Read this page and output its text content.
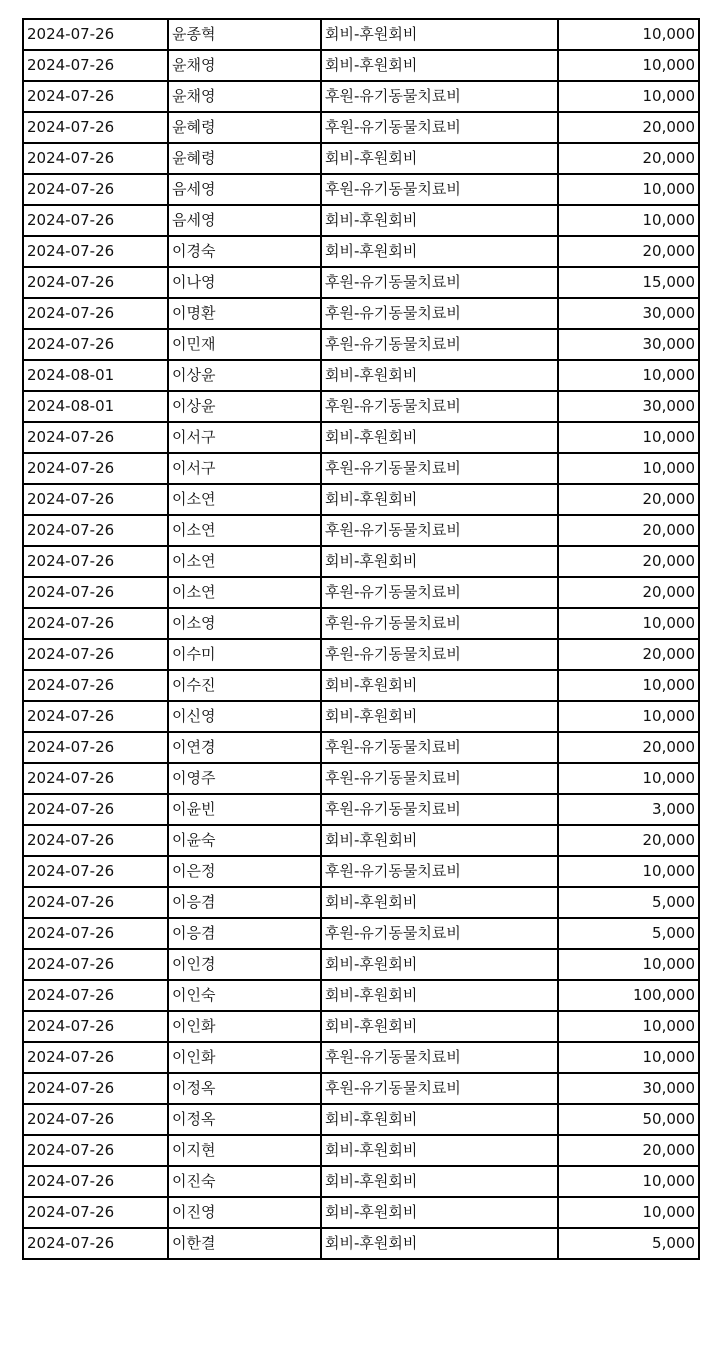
2024-07-26	윤종혁	회비-후원회비	10,000
2024-07-26	윤채영	회비-후원회비	10,000
2024-07-26	윤채영	후원-유기동물치료비	10,000
2024-07-26	윤혜령	후원-유기동물치료비	20,000
2024-07-26	윤혜령	회비-후원회비	20,000
2024-07-26	음세영	후원-유기동물치료비	10,000
2024-07-26	음세영	회비-후원회비	10,000
2024-07-26	이경숙	회비-후원회비	20,000
2024-07-26	이나영	후원-유기동물치료비	15,000
2024-07-26	이명환	후원-유기동물치료비	30,000
2024-07-26	이민재	후원-유기동물치료비	30,000
2024-08-01	이상윤	회비-후원회비	10,000
2024-08-01	이상윤	후원-유기동물치료비	30,000
2024-07-26	이서구	회비-후원회비	10,000
2024-07-26	이서구	후원-유기동물치료비	10,000
2024-07-26	이소연	회비-후원회비	20,000
2024-07-26	이소연	후원-유기동물치료비	20,000
2024-07-26	이소연	회비-후원회비	20,000
2024-07-26	이소연	후원-유기동물치료비	20,000
2024-07-26	이소영	후원-유기동물치료비	10,000
2024-07-26	이수미	후원-유기동물치료비	20,000
2024-07-26	이수진	회비-후원회비	10,000
2024-07-26	이신영	회비-후원회비	10,000
2024-07-26	이연경	후원-유기동물치료비	20,000
2024-07-26	이영주	후원-유기동물치료비	10,000
2024-07-26	이윤빈	후원-유기동물치료비	3,000
2024-07-26	이윤숙	회비-후원회비	20,000
2024-07-26	이은정	후원-유기동물치료비	10,000
2024-07-26	이응겸	회비-후원회비	5,000
2024-07-26	이응겸	후원-유기동물치료비	5,000
2024-07-26	이인경	회비-후원회비	10,000
2024-07-26	이인숙	회비-후원회비	100,000
2024-07-26	이인화	회비-후원회비	10,000
2024-07-26	이인화	후원-유기동물치료비	10,000
2024-07-26	이정옥	후원-유기동물치료비	30,000
2024-07-26	이정옥	회비-후원회비	50,000
2024-07-26	이지현	회비-후원회비	20,000
2024-07-26	이진숙	회비-후원회비	10,000
2024-07-26	이진영	회비-후원회비	10,000
2024-07-26	이한결	회비-후원회비	5,000
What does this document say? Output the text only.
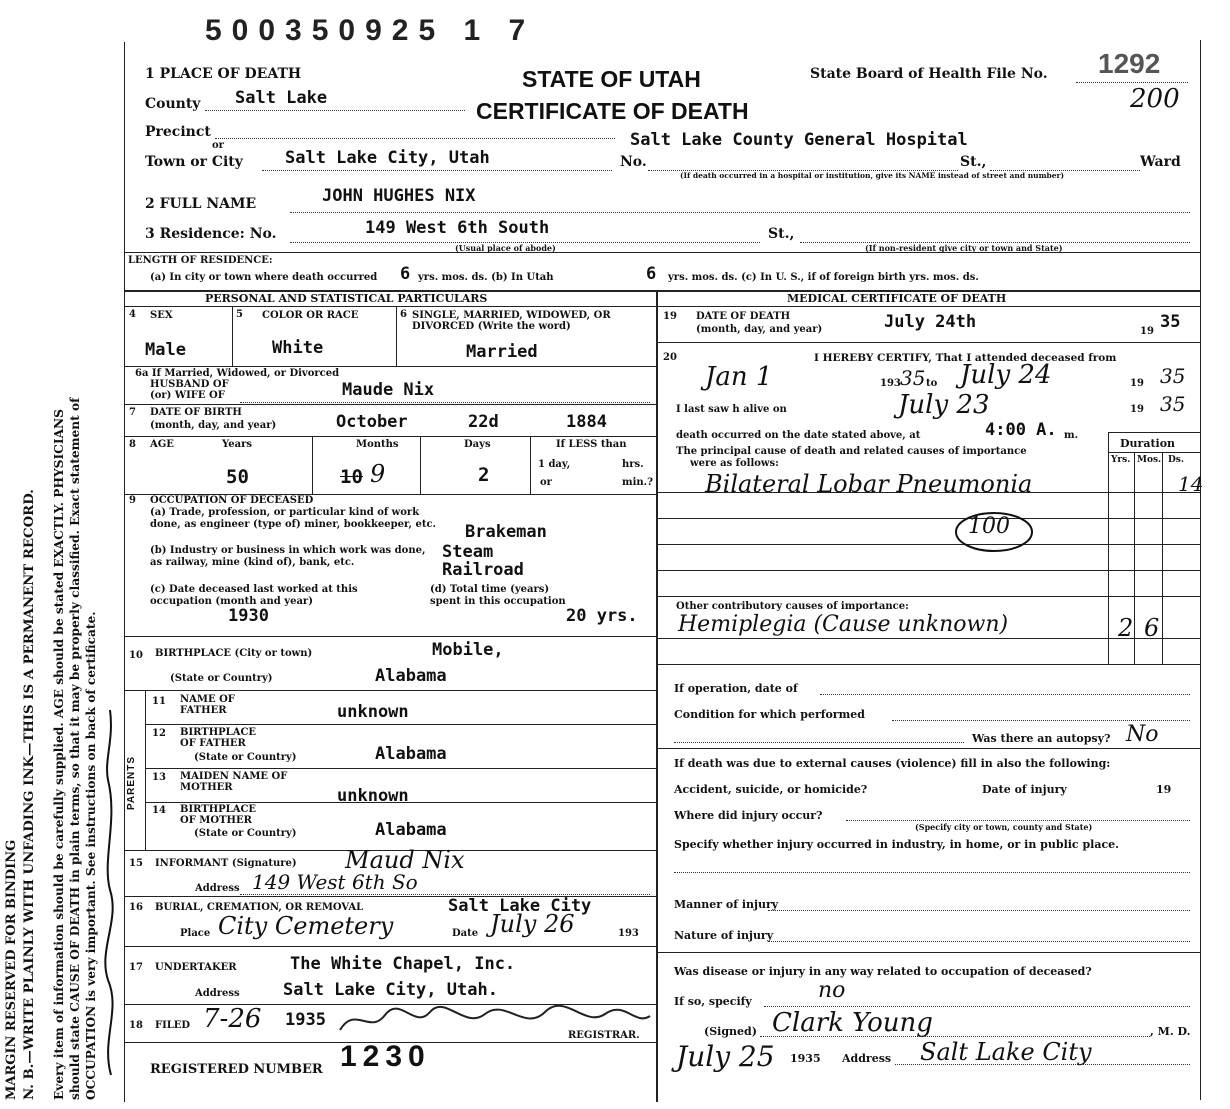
MARGIN RESERVED FOR BINDING N. B.—WRITE PLAINLY WITH UNFADING INK—THIS IS A PERMANENT RECORD. Every item of information should be carefully supplied. AGE should be stated EXACTLY. PHYSICIANS should state CAUSE OF DEATH in plain terms, so that it may be properly classified. Exact statement of OCCUPATION is very important. See instructions on back of certificate.
500350925 1 7
1 PLACE OF DEATH	STATE OF UTAH
CERTIFICATE OF DEATH
State Board of Health File No. 1292
200
County Salt Lake
Precinct
or
Town or City Salt Lake City, Utah	No.
Salt Lake County General Hospital
St.,	Ward
(If death occurred in a hospital or institution, give its NAME instead of street and number)
2 FULL NAME	JOHN HUGHES NIX
3 Residence: No.	149 West 6th South	St.,
(Usual place of abode)	(If non-resident give city or town and State)
LENGTH OF RESIDENCE:
(a) In city or town where death occurred 6 yrs. mos. ds. (b) In Utah	6 yrs. mos. ds. (c) In U. S., if of foreign birth yrs. mos. ds.
PERSONAL AND STATISTICAL PARTICULARS	MEDICAL CERTIFICATE OF DEATH
4 SEX	5 COLOR OR RACE	6 SINGLE, MARRIED, WIDOWED, OR DIVORCED (Write the word)
Male	White	Married
6a If Married, Widowed, or Divorced
HUSBAND OF
(or) WIFE OF	Maude Nix
7 DATE OF BIRTH
(month, day, and year)	October	22d	1884
8 AGE	Years	Months	Days	If LESS than
1 day,	hrs.
or	min.?
50	10 9	2
9 OCCUPATION OF DECEASED
(a) Trade, profession, or particular kind of work done, as engineer (type of) miner, bookkeeper, etc.	Brakeman
(b) Industry or business in which work was done, as railway, mine (kind of), bank, etc.	Steam
Railroad
(c) Date deceased last worked at this occupation (month and year)
1930
(d) Total time (years) spent in this occupation
20 yrs.
10 BIRTHPLACE (City or town)	Mobile,
(State or Country)	Alabama
PARENTS
11 NAME OF FATHER	unknown
12 BIRTHPLACE OF FATHER
(State or Country)	Alabama
13 MAIDEN NAME OF MOTHER	unknown
14 BIRTHPLACE OF MOTHER
(State or Country)	Alabama
15 INFORMANT (Signature) Maud Nix
Address 149 West 6th So
16 BURIAL, CREMATION, OR REMOVAL	Salt Lake City
Place City Cemetery	Date July 26	193
17 UNDERTAKER	The White Chapel, Inc.
Address	Salt Lake City, Utah.
18 FILED 7-26 1935
REGISTRAR.
REGISTERED NUMBER 1230
19 DATE OF DEATH
(month, day, and year)	July 24th	19 35
20	I HEREBY CERTIFY, That I attended deceased from
Jan 1	193 35 to July 24	19 35
I last saw h alive on	July 23	19 35
death occurred on the date stated above, at	4:00 A. m.
The principal cause of death and related causes of importance
were as follows:
Duration
Yrs. Mos. Ds.
Bilateral Lobar Pneumonia	14
100
Other contributory causes of importance:
Hemiplegia (Cause unknown)	2 6
If operation, date of
Condition for which performed
Was there an autopsy? No
If death was due to external causes (violence) fill in also the following:
Accident, suicide, or homicide?	Date of injury	19
Where did injury occur?
(Specify city or town, county and State)
Specify whether injury occurred in industry, in home, or in public place.
Manner of injury
Nature of injury
Was disease or injury in any way related to occupation of deceased?
If so, specify	no
(Signed) Clark Young	, M. D.
July 25 1935 Address Salt Lake City
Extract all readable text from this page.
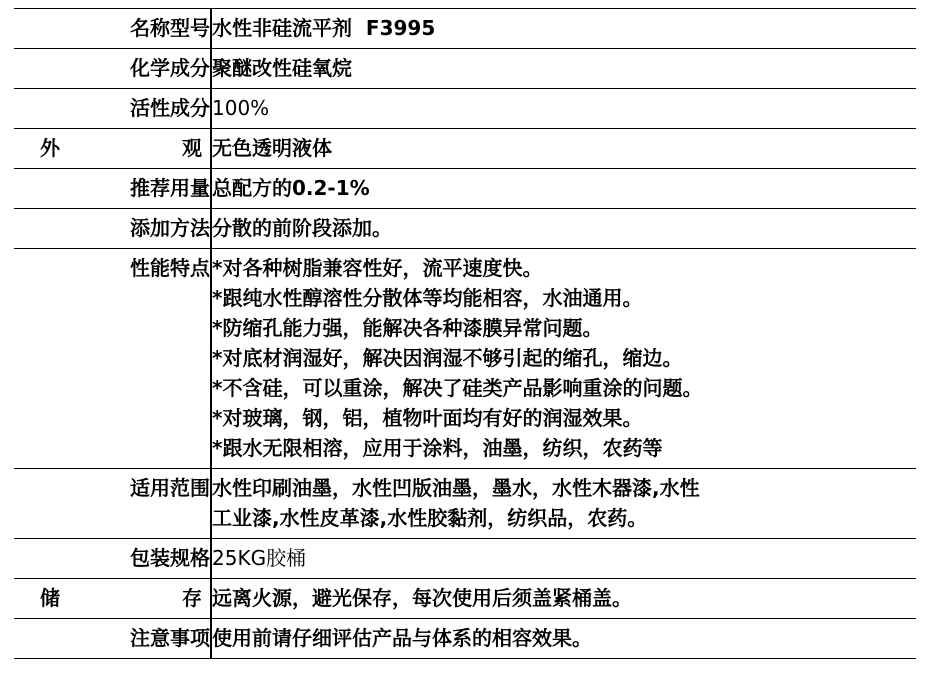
名称型号	水性非硅流平剂  F3995

化学成分	聚醚改性硅氧烷

活性成分	100%

外　　　观	无色透明液体

推荐用量	总配方的0.2-1%

添加方法	分散的前阶段添加。

性能特点	*对各种树脂兼容性好，流平速度快。
*跟纯水性醇溶性分散体等均能相容，水油通用。
*防缩孔能力强，能解决各种漆膜异常问题。
*对底材润湿好，解决因润湿不够引起的缩孔，缩边。
*不含硅，可以重涂，解决了硅类产品影响重涂的问题。
*对玻璃，钢，铝，植物叶面均有好的润湿效果。
*跟水无限相溶，应用于涂料，油墨，纺织，农药等

适用范围	水性印刷油墨，水性凹版油墨，墨水，水性木器漆,水性
工业漆,水性皮革漆,水性胶黏剂，纺织品，农药。

包装规格	25KG胶桶

储　　　存	远离火源，避光保存，每次使用后须盖紧桶盖。

注意事项	使用前请仔细评估产品与体系的相容效果。
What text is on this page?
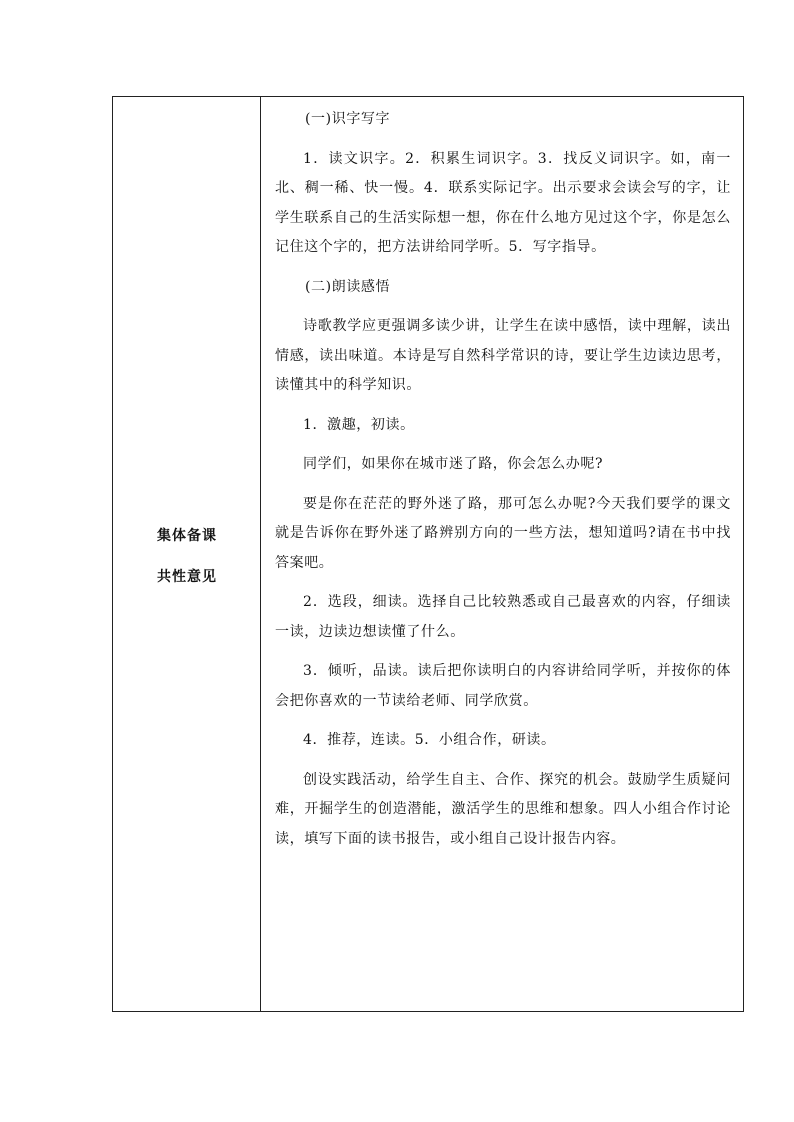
集体备课
共性意见

(一)识字写字

1．读文识字。2．积累生词识字。3．找反义词识字。如，南一北、稠一稀、快一慢。4．联系实际记字。出示要求会读会写的字，让学生联系自己的生活实际想一想，你在什么地方见过这个字，你是怎么记住这个字的，把方法讲给同学听。5．写字指导。

(二)朗读感悟

诗歌教学应更强调多读少讲，让学生在读中感悟，读中理解，读出情感，读出味道。本诗是写自然科学常识的诗，要让学生边读边思考，读懂其中的科学知识。

1．激趣，初读。

同学们，如果你在城市迷了路，你会怎么办呢?

要是你在茫茫的野外迷了路，那可怎么办呢?今天我们要学的课文就是告诉你在野外迷了路辨别方向的一些方法，想知道吗?请在书中找答案吧。

2．选段，细读。选择自己比较熟悉或自己最喜欢的内容，仔细读一读，边读边想读懂了什么。

3．倾听，品读。读后把你读明白的内容讲给同学听，并按你的体会把你喜欢的一节读给老师、同学欣赏。

4．推荐，连读。5．小组合作，研读。

创设实践活动，给学生自主、合作、探究的机会。鼓励学生质疑问难，开掘学生的创造潜能，激活学生的思维和想象。四人小组合作讨论读，填写下面的读书报告，或小组自己设计报告内容。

> [Aim of the exercise] List the lines of the entries that include "Address".

> [Task output]
Address 149 West 6th So
Address	Salt Lake City, Utah.
July 25 1935 Address Salt Lake City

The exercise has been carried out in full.